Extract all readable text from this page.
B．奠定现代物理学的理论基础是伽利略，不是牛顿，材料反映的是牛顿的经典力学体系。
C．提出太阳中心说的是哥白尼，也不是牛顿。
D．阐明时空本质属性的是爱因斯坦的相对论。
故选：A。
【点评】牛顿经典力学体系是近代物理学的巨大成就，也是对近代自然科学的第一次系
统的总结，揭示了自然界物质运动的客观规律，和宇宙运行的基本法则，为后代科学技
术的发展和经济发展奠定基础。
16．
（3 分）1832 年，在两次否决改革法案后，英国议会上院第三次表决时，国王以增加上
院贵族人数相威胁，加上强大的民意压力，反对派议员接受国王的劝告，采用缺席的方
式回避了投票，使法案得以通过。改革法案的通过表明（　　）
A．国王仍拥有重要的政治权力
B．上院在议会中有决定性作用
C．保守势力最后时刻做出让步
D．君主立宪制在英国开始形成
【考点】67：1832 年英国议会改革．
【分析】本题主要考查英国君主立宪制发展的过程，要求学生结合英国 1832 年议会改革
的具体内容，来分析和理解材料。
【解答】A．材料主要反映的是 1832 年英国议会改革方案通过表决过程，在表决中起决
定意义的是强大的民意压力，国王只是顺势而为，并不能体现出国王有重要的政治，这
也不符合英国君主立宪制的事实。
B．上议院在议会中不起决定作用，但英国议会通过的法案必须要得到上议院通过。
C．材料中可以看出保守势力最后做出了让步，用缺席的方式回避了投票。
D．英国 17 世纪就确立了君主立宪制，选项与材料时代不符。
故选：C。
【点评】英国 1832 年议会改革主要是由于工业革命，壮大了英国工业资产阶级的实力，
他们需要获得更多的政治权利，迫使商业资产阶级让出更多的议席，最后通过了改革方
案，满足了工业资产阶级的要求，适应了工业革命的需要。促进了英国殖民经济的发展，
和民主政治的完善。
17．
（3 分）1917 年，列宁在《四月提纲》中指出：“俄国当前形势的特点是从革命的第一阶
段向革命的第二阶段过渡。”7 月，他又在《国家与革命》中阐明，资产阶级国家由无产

Task >> Please quote the data above in full, with no line missing.

Finished answer >>
Extract all readable text from this page.
B．奠定现代物理学的理论基础是伽利略，不是牛顿，材料反映的是牛顿的经典力学体系。
C．提出太阳中心说的是哥白尼，也不是牛顿。
D．阐明时空本质属性的是爱因斯坦的相对论。
故选：A。
【点评】牛顿经典力学体系是近代物理学的巨大成就，也是对近代自然科学的第一次系
统的总结，揭示了自然界物质运动的客观规律，和宇宙运行的基本法则，为后代科学技
术的发展和经济发展奠定基础。
16．
（3 分）1832 年，在两次否决改革法案后，英国议会上院第三次表决时，国王以增加上
院贵族人数相威胁，加上强大的民意压力，反对派议员接受国王的劝告，采用缺席的方
式回避了投票，使法案得以通过。改革法案的通过表明（　　）
A．国王仍拥有重要的政治权力
B．上院在议会中有决定性作用
C．保守势力最后时刻做出让步
D．君主立宪制在英国开始形成
【考点】67：1832 年英国议会改革．
【分析】本题主要考查英国君主立宪制发展的过程，要求学生结合英国 1832 年议会改革
的具体内容，来分析和理解材料。
【解答】A．材料主要反映的是 1832 年英国议会改革方案通过表决过程，在表决中起决
定意义的是强大的民意压力，国王只是顺势而为，并不能体现出国王有重要的政治，这
也不符合英国君主立宪制的事实。
B．上议院在议会中不起决定作用，但英国议会通过的法案必须要得到上议院通过。
C．材料中可以看出保守势力最后做出了让步，用缺席的方式回避了投票。
D．英国 17 世纪就确立了君主立宪制，选项与材料时代不符。
故选：C。
【点评】英国 1832 年议会改革主要是由于工业革命，壮大了英国工业资产阶级的实力，
他们需要获得更多的政治权利，迫使商业资产阶级让出更多的议席，最后通过了改革方
案，满足了工业资产阶级的要求，适应了工业革命的需要。促进了英国殖民经济的发展，
和民主政治的完善。
17．
（3 分）1917 年，列宁在《四月提纲》中指出：“俄国当前形势的特点是从革命的第一阶
段向革命的第二阶段过渡。”7 月，他又在《国家与革命》中阐明，资产阶级国家由无产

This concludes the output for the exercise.